ENTRIES PROVIDED:
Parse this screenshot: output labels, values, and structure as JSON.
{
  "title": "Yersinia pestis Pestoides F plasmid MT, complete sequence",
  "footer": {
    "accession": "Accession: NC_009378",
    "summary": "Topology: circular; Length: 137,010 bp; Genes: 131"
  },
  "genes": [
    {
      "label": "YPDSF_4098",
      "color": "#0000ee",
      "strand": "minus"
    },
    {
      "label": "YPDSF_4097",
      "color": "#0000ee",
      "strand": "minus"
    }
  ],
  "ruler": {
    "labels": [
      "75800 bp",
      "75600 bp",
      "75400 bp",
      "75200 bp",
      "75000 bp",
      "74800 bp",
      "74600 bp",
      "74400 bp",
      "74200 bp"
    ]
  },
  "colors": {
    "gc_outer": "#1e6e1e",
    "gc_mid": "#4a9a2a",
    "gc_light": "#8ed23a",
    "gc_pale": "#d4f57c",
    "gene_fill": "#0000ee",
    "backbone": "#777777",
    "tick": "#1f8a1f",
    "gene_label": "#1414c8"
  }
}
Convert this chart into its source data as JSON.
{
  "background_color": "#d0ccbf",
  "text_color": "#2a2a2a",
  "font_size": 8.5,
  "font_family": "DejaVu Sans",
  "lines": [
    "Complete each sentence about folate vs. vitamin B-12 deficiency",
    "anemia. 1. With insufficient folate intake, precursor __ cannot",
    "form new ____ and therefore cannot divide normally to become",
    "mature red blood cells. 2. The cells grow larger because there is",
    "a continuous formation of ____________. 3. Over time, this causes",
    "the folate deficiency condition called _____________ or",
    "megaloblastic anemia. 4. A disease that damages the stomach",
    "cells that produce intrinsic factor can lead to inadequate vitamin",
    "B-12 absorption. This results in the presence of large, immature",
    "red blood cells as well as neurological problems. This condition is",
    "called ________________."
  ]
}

AIM OF THE EXERCISE:
Search the data above for "JSON" and copy every line where it turns up.

OUTPUT FOR THIS EXERCISE:
Parse this screenshot: output labels, values, and structure as JSON.
Convert this chart into its source data as JSON.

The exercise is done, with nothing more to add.